» Record set:
■ ■ ■ ■

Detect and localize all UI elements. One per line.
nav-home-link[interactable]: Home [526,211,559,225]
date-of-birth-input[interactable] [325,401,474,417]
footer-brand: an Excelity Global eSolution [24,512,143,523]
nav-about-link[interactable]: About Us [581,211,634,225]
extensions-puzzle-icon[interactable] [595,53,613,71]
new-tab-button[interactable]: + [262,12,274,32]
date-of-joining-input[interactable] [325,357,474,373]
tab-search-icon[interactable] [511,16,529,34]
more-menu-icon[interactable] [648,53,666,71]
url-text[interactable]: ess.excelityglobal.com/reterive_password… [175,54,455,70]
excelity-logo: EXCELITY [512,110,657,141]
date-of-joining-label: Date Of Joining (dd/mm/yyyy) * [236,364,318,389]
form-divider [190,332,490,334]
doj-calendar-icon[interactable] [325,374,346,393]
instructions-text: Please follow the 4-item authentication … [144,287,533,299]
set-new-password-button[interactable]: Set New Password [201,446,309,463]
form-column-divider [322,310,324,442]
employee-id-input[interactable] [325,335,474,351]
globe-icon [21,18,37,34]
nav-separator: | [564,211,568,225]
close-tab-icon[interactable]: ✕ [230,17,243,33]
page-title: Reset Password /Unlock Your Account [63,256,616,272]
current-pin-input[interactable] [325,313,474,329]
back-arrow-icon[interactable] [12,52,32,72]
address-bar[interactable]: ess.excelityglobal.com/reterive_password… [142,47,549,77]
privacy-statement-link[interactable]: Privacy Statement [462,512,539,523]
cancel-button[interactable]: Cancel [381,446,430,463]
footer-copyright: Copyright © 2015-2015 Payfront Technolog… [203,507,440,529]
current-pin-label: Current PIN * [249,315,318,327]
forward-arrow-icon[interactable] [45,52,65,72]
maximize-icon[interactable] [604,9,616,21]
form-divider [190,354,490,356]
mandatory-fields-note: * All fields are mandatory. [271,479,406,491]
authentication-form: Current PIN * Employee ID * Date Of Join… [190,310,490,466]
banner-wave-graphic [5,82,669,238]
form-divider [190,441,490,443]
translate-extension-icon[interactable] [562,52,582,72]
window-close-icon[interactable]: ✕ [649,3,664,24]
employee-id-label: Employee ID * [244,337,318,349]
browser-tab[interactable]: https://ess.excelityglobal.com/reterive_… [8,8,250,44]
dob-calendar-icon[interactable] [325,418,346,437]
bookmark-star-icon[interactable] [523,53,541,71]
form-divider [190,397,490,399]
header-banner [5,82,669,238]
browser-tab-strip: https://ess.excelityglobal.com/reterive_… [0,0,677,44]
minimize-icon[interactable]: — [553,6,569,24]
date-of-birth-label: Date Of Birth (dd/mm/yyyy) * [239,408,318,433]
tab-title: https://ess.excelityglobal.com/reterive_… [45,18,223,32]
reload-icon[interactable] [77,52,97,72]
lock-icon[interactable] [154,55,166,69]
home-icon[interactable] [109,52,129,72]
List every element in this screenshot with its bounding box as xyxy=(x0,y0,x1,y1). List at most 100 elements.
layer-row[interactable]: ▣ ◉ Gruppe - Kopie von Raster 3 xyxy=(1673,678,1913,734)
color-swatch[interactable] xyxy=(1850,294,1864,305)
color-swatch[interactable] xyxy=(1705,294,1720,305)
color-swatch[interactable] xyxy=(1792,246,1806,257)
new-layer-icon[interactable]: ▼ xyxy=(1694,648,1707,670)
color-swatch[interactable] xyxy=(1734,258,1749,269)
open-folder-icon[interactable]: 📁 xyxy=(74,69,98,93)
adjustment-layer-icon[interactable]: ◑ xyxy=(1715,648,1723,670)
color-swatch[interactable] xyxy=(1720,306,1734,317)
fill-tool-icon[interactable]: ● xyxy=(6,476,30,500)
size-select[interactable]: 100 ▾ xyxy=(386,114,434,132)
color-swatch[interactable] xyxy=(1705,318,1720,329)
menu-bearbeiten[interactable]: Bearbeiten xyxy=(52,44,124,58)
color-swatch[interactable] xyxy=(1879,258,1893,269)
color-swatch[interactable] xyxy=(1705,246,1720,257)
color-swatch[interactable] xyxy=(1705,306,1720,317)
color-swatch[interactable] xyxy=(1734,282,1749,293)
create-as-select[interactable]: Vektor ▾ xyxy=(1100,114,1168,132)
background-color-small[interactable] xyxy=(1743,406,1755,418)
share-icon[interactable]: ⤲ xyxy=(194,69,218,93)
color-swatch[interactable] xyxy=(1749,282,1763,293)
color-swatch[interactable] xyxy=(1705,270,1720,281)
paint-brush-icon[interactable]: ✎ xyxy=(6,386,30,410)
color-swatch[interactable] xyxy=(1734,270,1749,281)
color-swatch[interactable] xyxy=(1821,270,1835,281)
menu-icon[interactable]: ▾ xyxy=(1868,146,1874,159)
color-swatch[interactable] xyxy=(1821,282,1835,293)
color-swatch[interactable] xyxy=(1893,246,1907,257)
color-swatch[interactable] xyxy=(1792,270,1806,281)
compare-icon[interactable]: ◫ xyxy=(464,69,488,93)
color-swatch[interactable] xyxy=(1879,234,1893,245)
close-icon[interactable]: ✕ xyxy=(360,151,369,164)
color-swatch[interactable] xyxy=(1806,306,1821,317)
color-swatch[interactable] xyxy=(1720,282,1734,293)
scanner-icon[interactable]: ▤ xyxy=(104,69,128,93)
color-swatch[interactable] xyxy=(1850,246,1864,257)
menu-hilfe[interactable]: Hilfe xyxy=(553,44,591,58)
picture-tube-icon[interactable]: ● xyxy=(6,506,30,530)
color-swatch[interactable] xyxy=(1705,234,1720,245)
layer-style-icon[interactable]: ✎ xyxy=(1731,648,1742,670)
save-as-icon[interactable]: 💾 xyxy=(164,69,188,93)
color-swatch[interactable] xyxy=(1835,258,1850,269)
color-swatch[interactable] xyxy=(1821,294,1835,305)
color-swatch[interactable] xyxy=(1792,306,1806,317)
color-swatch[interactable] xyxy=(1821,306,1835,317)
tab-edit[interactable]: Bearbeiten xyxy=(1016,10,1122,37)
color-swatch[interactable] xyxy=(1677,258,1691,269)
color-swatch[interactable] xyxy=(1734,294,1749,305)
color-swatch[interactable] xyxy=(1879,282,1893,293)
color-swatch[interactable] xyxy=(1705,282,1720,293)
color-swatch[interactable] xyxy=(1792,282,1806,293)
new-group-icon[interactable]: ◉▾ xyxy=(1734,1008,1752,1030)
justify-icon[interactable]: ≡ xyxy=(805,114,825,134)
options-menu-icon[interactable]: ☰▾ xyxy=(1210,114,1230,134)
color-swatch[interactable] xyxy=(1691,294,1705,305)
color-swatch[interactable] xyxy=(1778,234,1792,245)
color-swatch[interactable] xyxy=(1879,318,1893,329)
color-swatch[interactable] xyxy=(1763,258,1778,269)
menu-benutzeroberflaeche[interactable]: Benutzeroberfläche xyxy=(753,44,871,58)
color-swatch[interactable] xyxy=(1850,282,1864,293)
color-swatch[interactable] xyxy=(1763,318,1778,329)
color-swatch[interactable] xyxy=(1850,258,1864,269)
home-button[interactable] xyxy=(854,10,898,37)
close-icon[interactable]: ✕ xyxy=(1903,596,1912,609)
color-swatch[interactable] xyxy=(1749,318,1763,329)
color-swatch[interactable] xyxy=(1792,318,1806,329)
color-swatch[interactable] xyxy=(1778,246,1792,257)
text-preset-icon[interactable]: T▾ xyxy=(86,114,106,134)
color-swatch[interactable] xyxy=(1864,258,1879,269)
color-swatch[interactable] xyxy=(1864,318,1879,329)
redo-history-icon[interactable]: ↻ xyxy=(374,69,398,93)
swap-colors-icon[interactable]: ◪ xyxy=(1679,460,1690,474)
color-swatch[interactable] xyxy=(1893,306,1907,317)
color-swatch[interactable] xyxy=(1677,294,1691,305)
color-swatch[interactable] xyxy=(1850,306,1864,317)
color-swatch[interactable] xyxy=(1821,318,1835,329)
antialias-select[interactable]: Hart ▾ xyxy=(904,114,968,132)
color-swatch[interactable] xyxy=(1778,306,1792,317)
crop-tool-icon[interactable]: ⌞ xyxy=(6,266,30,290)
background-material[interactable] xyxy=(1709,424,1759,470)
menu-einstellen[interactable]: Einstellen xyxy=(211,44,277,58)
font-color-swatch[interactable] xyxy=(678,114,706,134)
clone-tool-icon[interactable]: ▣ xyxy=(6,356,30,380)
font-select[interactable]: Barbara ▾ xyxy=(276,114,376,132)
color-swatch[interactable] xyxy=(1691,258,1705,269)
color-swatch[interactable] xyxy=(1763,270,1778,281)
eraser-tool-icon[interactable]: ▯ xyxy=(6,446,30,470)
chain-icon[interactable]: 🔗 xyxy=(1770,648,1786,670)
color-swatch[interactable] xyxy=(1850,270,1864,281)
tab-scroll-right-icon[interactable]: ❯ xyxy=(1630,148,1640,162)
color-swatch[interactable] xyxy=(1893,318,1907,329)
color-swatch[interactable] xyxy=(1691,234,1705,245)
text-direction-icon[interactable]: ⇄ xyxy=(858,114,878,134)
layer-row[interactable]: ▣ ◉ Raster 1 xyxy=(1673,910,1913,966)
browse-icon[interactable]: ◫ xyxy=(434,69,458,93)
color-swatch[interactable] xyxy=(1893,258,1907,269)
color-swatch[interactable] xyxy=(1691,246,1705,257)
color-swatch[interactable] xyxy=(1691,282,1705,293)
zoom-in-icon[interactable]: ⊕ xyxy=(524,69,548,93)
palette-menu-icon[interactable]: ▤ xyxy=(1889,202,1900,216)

■ ■ ■ ■

» Stated exercise:
Copy out the data line for line, starting with its first line and stopping after the line that contains "nav-about-link[interactable]: About Us".

» Response:
Detect and localize all UI elements. One per line.
nav-home-link[interactable]: Home [526,211,559,225]
date-of-birth-input[interactable] [325,401,474,417]
footer-brand: an Excelity Global eSolution [24,512,143,523]
nav-about-link[interactable]: About Us [581,211,634,225]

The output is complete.